## [REQUIRED TASK]
Take each line containing the word "worden" and copy it.

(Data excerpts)
====

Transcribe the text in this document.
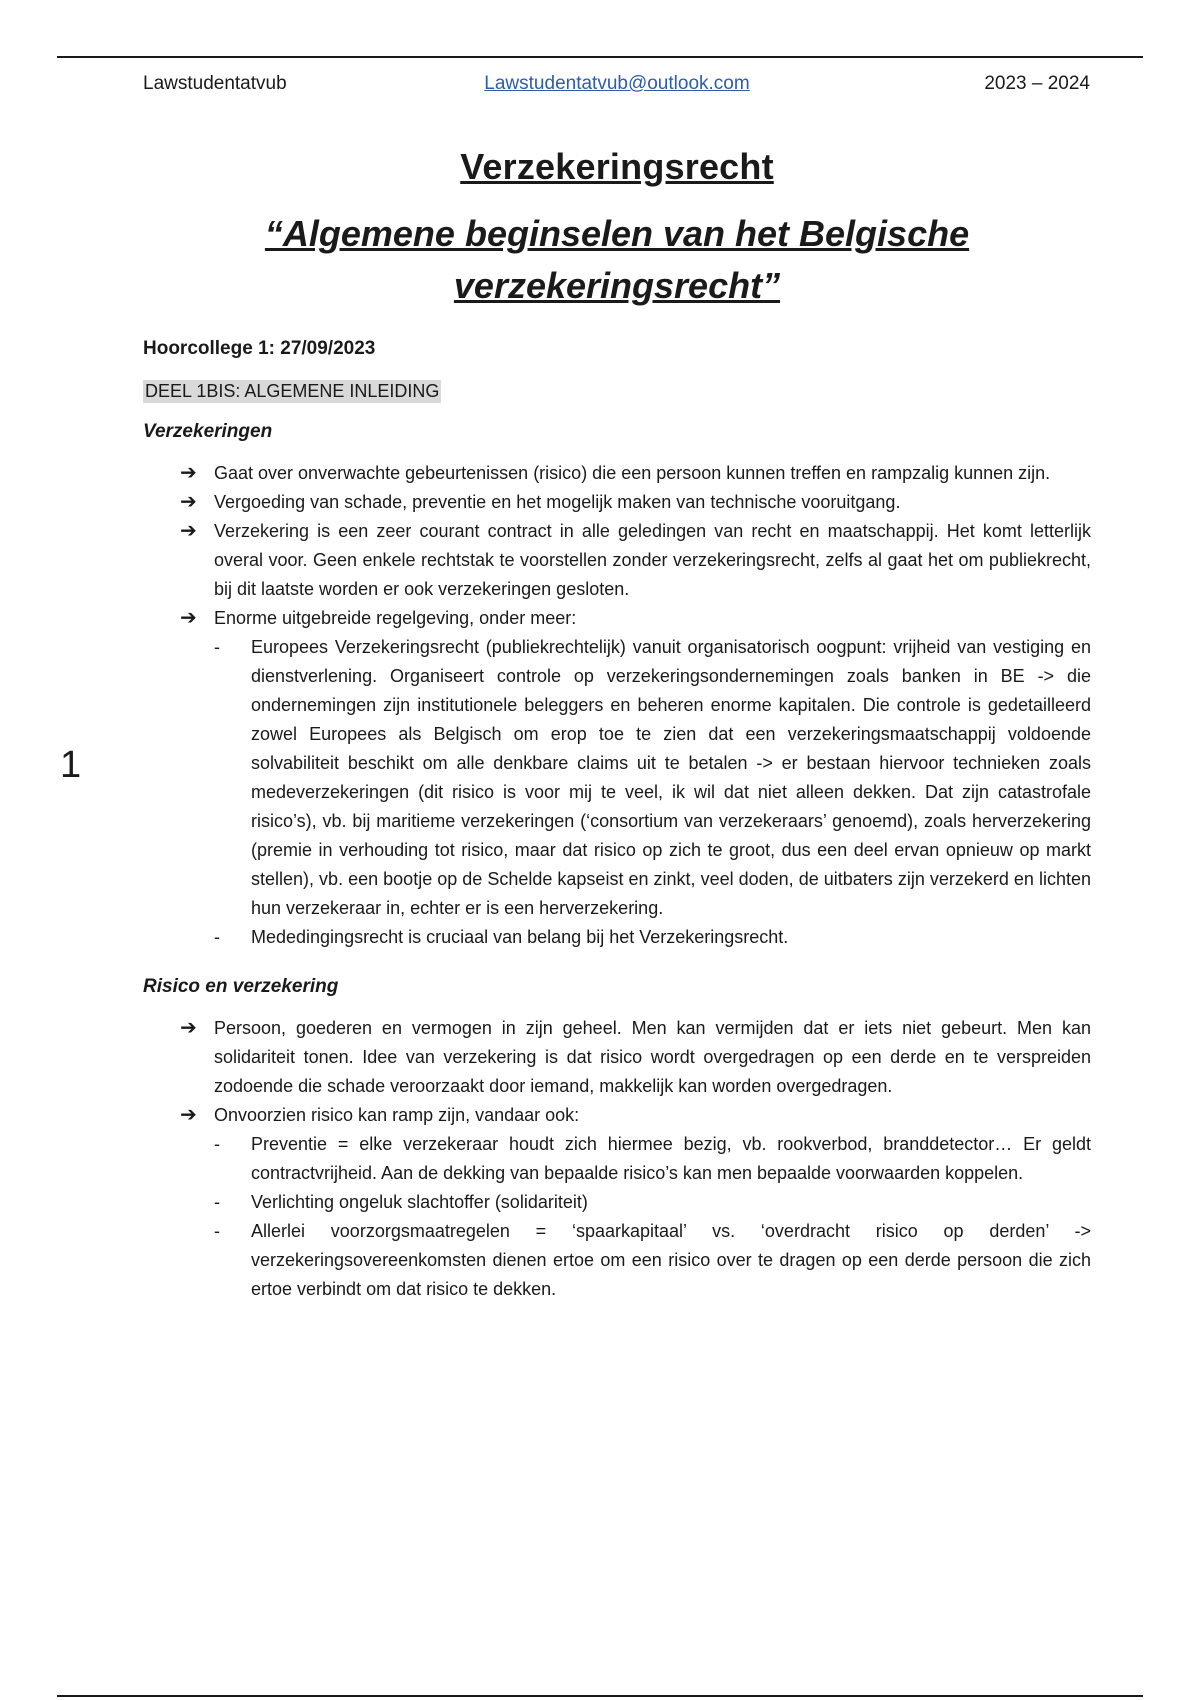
Lawstudentatvub	Lawstudentatvub@outlook.com	2023 – 2024
1
Verzekeringsrecht
“Algemene beginselen van het Belgische verzekeringsrecht”
Hoorcollege 1: 27/09/2023
DEEL 1BIS: ALGEMENE INLEIDING
Verzekeringen
➔ Gaat over onverwachte gebeurtenissen (risico) die een persoon kunnen treffen en rampzalig kunnen zijn.
➔ Vergoeding van schade, preventie en het mogelijk maken van technische vooruitgang.
➔ Verzekering is een zeer courant contract in alle geledingen van recht en maatschappij. Het komt letterlijk overal voor. Geen enkele rechtstak te voorstellen zonder verzekeringsrecht, zelfs al gaat het om publiekrecht, bij dit laatste worden er ook verzekeringen gesloten.
➔ Enorme uitgebreide regelgeving, onder meer:
- Europees Verzekeringsrecht (publiekrechtelijk) vanuit organisatorisch oogpunt: vrijheid van vestiging en dienstverlening. Organiseert controle op verzekeringsondernemingen zoals banken in BE -> die ondernemingen zijn institutionele beleggers en beheren enorme kapitalen. Die controle is gedetailleerd zowel Europees als Belgisch om erop toe te zien dat een verzekeringsmaatschappij voldoende solvabiliteit beschikt om alle denkbare claims uit te betalen -> er bestaan hiervoor technieken zoals medeverzekeringen (dit risico is voor mij te veel, ik wil dat niet alleen dekken. Dat zijn catastrofale risico’s), vb. bij maritieme verzekeringen (‘consortium van verzekeraars’ genoemd), zoals herverzekering (premie in verhouding tot risico, maar dat risico op zich te groot, dus een deel ervan opnieuw op markt stellen), vb. een bootje op de Schelde kapseist en zinkt, veel doden, de uitbaters zijn verzekerd en lichten hun verzekeraar in, echter er is een herverzekering.
- Mededingingsrecht is cruciaal van belang bij het Verzekeringsrecht.
Risico en verzekering
➔ Persoon, goederen en vermogen in zijn geheel. Men kan vermijden dat er iets niet gebeurt. Men kan solidariteit tonen. Idee van verzekering is dat risico wordt overgedragen op een derde en te verspreiden zodoende die schade veroorzaakt door iemand, makkelijk kan worden overgedragen.
➔ Onvoorzien risico kan ramp zijn, vandaar ook:
- Preventie = elke verzekeraar houdt zich hiermee bezig, vb. rookverbod, branddetector… Er geldt contractvrijheid. Aan de dekking van bepaalde risico’s kan men bepaalde voorwaarden koppelen.
- Verlichting ongeluk slachtoffer (solidariteit)
- Allerlei voorzorgsmaatregelen = ‘spaarkapitaal’ vs. ‘overdracht risico op derden’ -> verzekeringsovereenkomsten dienen ertoe om een risico over te dragen op een derde persoon die zich ertoe verbindt om dat risico te dekken.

====

## [COMPLETE ANSWER]
➔ Verzekering is een zeer courant contract in alle geledingen van recht en maatschappij. Het komt letterlijk overal voor. Geen enkele rechtstak te voorstellen zonder verzekeringsrecht, zelfs al gaat het om publiekrecht, bij dit laatste worden er ook verzekeringen gesloten.
➔ Persoon, goederen en vermogen in zijn geheel. Men kan vermijden dat er iets niet gebeurt. Men kan solidariteit tonen. Idee van verzekering is dat risico wordt overgedragen op een derde en te verspreiden zodoende die schade veroorzaakt door iemand, makkelijk kan worden overgedragen.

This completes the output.